• WHAT THE TASK ASKS
Present the data once more in exactly its original form.

START EXERCISE INPUTS

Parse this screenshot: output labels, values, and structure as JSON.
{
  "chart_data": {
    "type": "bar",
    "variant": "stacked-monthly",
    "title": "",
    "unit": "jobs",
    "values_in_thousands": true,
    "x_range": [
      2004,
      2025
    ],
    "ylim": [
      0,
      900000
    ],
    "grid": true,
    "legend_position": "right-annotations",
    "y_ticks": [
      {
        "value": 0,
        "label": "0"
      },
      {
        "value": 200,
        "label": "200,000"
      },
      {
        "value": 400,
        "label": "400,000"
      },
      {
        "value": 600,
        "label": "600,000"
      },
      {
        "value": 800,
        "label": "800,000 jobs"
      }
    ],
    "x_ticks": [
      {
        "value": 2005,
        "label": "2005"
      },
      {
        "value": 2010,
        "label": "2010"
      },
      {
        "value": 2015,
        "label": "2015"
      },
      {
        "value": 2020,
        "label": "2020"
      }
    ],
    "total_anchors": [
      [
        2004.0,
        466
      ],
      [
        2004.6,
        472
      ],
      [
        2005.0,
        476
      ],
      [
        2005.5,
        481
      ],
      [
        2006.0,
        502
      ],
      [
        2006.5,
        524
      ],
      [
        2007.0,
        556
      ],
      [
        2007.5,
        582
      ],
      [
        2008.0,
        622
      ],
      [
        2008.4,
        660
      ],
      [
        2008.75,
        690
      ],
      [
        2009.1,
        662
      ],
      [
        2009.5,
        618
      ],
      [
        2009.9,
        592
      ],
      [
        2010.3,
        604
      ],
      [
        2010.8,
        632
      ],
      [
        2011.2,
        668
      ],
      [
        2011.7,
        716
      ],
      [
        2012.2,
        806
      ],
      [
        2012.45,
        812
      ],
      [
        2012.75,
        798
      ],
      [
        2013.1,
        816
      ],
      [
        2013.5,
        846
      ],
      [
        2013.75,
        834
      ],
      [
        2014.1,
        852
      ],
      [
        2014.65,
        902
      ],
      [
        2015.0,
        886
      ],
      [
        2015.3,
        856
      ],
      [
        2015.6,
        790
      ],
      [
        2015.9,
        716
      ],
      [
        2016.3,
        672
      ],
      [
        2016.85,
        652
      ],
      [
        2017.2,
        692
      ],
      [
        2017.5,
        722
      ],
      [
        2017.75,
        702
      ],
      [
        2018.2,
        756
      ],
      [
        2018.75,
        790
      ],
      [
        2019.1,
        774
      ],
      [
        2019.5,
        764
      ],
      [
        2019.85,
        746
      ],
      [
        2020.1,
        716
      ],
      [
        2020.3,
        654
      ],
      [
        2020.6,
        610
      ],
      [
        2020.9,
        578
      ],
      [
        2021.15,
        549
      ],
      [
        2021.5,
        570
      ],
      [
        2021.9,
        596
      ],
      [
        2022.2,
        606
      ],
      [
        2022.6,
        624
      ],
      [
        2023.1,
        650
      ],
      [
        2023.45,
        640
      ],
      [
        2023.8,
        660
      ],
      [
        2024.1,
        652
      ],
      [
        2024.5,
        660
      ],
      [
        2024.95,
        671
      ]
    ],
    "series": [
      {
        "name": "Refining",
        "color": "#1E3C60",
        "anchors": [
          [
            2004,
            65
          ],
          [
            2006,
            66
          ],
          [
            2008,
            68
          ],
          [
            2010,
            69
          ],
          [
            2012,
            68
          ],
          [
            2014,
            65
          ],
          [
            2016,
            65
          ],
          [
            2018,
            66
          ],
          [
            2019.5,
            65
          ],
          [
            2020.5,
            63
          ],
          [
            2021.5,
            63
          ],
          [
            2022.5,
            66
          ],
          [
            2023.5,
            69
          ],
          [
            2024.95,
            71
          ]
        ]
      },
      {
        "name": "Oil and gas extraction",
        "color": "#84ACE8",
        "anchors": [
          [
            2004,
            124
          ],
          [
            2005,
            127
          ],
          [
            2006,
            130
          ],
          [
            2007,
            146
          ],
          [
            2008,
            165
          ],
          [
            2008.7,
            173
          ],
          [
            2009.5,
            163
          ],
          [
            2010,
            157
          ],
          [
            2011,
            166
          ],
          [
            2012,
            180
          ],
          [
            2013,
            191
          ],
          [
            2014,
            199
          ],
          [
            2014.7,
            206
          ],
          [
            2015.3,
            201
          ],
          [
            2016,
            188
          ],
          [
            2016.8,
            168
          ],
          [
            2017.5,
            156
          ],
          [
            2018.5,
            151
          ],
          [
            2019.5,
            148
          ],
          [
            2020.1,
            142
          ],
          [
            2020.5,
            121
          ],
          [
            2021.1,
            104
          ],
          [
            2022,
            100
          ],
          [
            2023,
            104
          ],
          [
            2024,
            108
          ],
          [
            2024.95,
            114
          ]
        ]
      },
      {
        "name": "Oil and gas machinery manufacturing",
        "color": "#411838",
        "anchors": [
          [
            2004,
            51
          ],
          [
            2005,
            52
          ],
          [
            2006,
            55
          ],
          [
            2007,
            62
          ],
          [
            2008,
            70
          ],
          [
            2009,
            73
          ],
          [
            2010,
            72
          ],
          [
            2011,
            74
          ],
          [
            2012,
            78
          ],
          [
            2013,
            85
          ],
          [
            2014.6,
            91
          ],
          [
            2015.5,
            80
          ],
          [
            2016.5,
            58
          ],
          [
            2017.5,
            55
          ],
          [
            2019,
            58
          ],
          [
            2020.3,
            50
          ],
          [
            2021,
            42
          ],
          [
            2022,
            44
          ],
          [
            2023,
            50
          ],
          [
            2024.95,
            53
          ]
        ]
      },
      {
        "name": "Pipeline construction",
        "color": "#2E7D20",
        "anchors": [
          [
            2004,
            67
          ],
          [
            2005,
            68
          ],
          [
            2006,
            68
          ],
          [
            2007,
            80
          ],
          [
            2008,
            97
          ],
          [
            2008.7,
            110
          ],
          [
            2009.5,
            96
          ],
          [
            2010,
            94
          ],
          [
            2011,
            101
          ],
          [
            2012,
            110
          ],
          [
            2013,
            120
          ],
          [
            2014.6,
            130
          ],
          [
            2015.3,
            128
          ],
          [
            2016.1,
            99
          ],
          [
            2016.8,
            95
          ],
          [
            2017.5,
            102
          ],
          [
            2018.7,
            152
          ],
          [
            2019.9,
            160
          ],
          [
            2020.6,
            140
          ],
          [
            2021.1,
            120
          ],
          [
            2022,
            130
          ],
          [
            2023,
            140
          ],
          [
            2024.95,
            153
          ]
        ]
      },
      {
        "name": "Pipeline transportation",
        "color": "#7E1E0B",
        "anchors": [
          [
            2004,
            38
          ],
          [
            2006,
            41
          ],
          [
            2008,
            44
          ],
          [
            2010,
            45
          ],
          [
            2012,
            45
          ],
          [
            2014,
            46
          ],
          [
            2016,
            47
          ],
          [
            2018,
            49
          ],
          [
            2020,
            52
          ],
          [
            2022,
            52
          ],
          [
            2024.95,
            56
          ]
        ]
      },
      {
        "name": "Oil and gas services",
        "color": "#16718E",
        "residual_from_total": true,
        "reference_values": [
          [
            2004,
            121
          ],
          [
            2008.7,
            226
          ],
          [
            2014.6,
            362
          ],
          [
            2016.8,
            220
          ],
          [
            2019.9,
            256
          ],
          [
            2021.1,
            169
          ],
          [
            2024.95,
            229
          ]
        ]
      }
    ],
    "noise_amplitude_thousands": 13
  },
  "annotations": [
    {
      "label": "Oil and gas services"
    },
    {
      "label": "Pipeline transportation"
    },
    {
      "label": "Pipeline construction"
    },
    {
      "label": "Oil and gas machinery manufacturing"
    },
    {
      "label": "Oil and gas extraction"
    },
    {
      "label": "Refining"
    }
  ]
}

END EXERCISE INPUTS

• TASK SOLUTION
Parse this screenshot: output labels, values, and structure as JSON.
{
  "chart_data": {
    "type": "bar",
    "variant": "stacked-monthly",
    "title": "",
    "unit": "jobs",
    "values_in_thousands": true,
    "x_range": [
      2004,
      2025
    ],
    "ylim": [
      0,
      900000
    ],
    "grid": true,
    "legend_position": "right-annotations",
    "y_ticks": [
      {
        "value": 0,
        "label": "0"
      },
      {
        "value": 200,
        "label": "200,000"
      },
      {
        "value": 400,
        "label": "400,000"
      },
      {
        "value": 600,
        "label": "600,000"
      },
      {
        "value": 800,
        "label": "800,000 jobs"
      }
    ],
    "x_ticks": [
      {
        "value": 2005,
        "label": "2005"
      },
      {
        "value": 2010,
        "label": "2010"
      },
      {
        "value": 2015,
        "label": "2015"
      },
      {
        "value": 2020,
        "label": "2020"
      }
    ],
    "total_anchors": [
      [
        2004.0,
        466
      ],
      [
        2004.6,
        472
      ],
      [
        2005.0,
        476
      ],
      [
        2005.5,
        481
      ],
      [
        2006.0,
        502
      ],
      [
        2006.5,
        524
      ],
      [
        2007.0,
        556
      ],
      [
        2007.5,
        582
      ],
      [
        2008.0,
        622
      ],
      [
        2008.4,
        660
      ],
      [
        2008.75,
        690
      ],
      [
        2009.1,
        662
      ],
      [
        2009.5,
        618
      ],
      [
        2009.9,
        592
      ],
      [
        2010.3,
        604
      ],
      [
        2010.8,
        632
      ],
      [
        2011.2,
        668
      ],
      [
        2011.7,
        716
      ],
      [
        2012.2,
        806
      ],
      [
        2012.45,
        812
      ],
      [
        2012.75,
        798
      ],
      [
        2013.1,
        816
      ],
      [
        2013.5,
        846
      ],
      [
        2013.75,
        834
      ],
      [
        2014.1,
        852
      ],
      [
        2014.65,
        902
      ],
      [
        2015.0,
        886
      ],
      [
        2015.3,
        856
      ],
      [
        2015.6,
        790
      ],
      [
        2015.9,
        716
      ],
      [
        2016.3,
        672
      ],
      [
        2016.85,
        652
      ],
      [
        2017.2,
        692
      ],
      [
        2017.5,
        722
      ],
      [
        2017.75,
        702
      ],
      [
        2018.2,
        756
      ],
      [
        2018.75,
        790
      ],
      [
        2019.1,
        774
      ],
      [
        2019.5,
        764
      ],
      [
        2019.85,
        746
      ],
      [
        2020.1,
        716
      ],
      [
        2020.3,
        654
      ],
      [
        2020.6,
        610
      ],
      [
        2020.9,
        578
      ],
      [
        2021.15,
        549
      ],
      [
        2021.5,
        570
      ],
      [
        2021.9,
        596
      ],
      [
        2022.2,
        606
      ],
      [
        2022.6,
        624
      ],
      [
        2023.1,
        650
      ],
      [
        2023.45,
        640
      ],
      [
        2023.8,
        660
      ],
      [
        2024.1,
        652
      ],
      [
        2024.5,
        660
      ],
      [
        2024.95,
        671
      ]
    ],
    "series": [
      {
        "name": "Refining",
        "color": "#1E3C60",
        "anchors": [
          [
            2004,
            65
          ],
          [
            2006,
            66
          ],
          [
            2008,
            68
          ],
          [
            2010,
            69
          ],
          [
            2012,
            68
          ],
          [
            2014,
            65
          ],
          [
            2016,
            65
          ],
          [
            2018,
            66
          ],
          [
            2019.5,
            65
          ],
          [
            2020.5,
            63
          ],
          [
            2021.5,
            63
          ],
          [
            2022.5,
            66
          ],
          [
            2023.5,
            69
          ],
          [
            2024.95,
            71
          ]
        ]
      },
      {
        "name": "Oil and gas extraction",
        "color": "#84ACE8",
        "anchors": [
          [
            2004,
            124
          ],
          [
            2005,
            127
          ],
          [
            2006,
            130
          ],
          [
            2007,
            146
          ],
          [
            2008,
            165
          ],
          [
            2008.7,
            173
          ],
          [
            2009.5,
            163
          ],
          [
            2010,
            157
          ],
          [
            2011,
            166
          ],
          [
            2012,
            180
          ],
          [
            2013,
            191
          ],
          [
            2014,
            199
          ],
          [
            2014.7,
            206
          ],
          [
            2015.3,
            201
          ],
          [
            2016,
            188
          ],
          [
            2016.8,
            168
          ],
          [
            2017.5,
            156
          ],
          [
            2018.5,
            151
          ],
          [
            2019.5,
            148
          ],
          [
            2020.1,
            142
          ],
          [
            2020.5,
            121
          ],
          [
            2021.1,
            104
          ],
          [
            2022,
            100
          ],
          [
            2023,
            104
          ],
          [
            2024,
            108
          ],
          [
            2024.95,
            114
          ]
        ]
      },
      {
        "name": "Oil and gas machinery manufacturing",
        "color": "#411838",
        "anchors": [
          [
            2004,
            51
          ],
          [
            2005,
            52
          ],
          [
            2006,
            55
          ],
          [
            2007,
            62
          ],
          [
            2008,
            70
          ],
          [
            2009,
            73
          ],
          [
            2010,
            72
          ],
          [
            2011,
            74
          ],
          [
            2012,
            78
          ],
          [
            2013,
            85
          ],
          [
            2014.6,
            91
          ],
          [
            2015.5,
            80
          ],
          [
            2016.5,
            58
          ],
          [
            2017.5,
            55
          ],
          [
            2019,
            58
          ],
          [
            2020.3,
            50
          ],
          [
            2021,
            42
          ],
          [
            2022,
            44
          ],
          [
            2023,
            50
          ],
          [
            2024.95,
            53
          ]
        ]
      },
      {
        "name": "Pipeline construction",
        "color": "#2E7D20",
        "anchors": [
          [
            2004,
            67
          ],
          [
            2005,
            68
          ],
          [
            2006,
            68
          ],
          [
            2007,
            80
          ],
          [
            2008,
            97
          ],
          [
            2008.7,
            110
          ],
          [
            2009.5,
            96
          ],
          [
            2010,
            94
          ],
          [
            2011,
            101
          ],
          [
            2012,
            110
          ],
          [
            2013,
            120
          ],
          [
            2014.6,
            130
          ],
          [
            2015.3,
            128
          ],
          [
            2016.1,
            99
          ],
          [
            2016.8,
            95
          ],
          [
            2017.5,
            102
          ],
          [
            2018.7,
            152
          ],
          [
            2019.9,
            160
          ],
          [
            2020.6,
            140
          ],
          [
            2021.1,
            120
          ],
          [
            2022,
            130
          ],
          [
            2023,
            140
          ],
          [
            2024.95,
            153
          ]
        ]
      },
      {
        "name": "Pipeline transportation",
        "color": "#7E1E0B",
        "anchors": [
          [
            2004,
            38
          ],
          [
            2006,
            41
          ],
          [
            2008,
            44
          ],
          [
            2010,
            45
          ],
          [
            2012,
            45
          ],
          [
            2014,
            46
          ],
          [
            2016,
            47
          ],
          [
            2018,
            49
          ],
          [
            2020,
            52
          ],
          [
            2022,
            52
          ],
          [
            2024.95,
            56
          ]
        ]
      },
      {
        "name": "Oil and gas services",
        "color": "#16718E",
        "residual_from_total": true,
        "reference_values": [
          [
            2004,
            121
          ],
          [
            2008.7,
            226
          ],
          [
            2014.6,
            362
          ],
          [
            2016.8,
            220
          ],
          [
            2019.9,
            256
          ],
          [
            2021.1,
            169
          ],
          [
            2024.95,
            229
          ]
        ]
      }
    ],
    "noise_amplitude_thousands": 13
  },
  "annotations": [
    {
      "label": "Oil and gas services"
    },
    {
      "label": "Pipeline transportation"
    },
    {
      "label": "Pipeline construction"
    },
    {
      "label": "Oil and gas machinery manufacturing"
    },
    {
      "label": "Oil and gas extraction"
    },
    {
      "label": "Refining"
    }
  ]
}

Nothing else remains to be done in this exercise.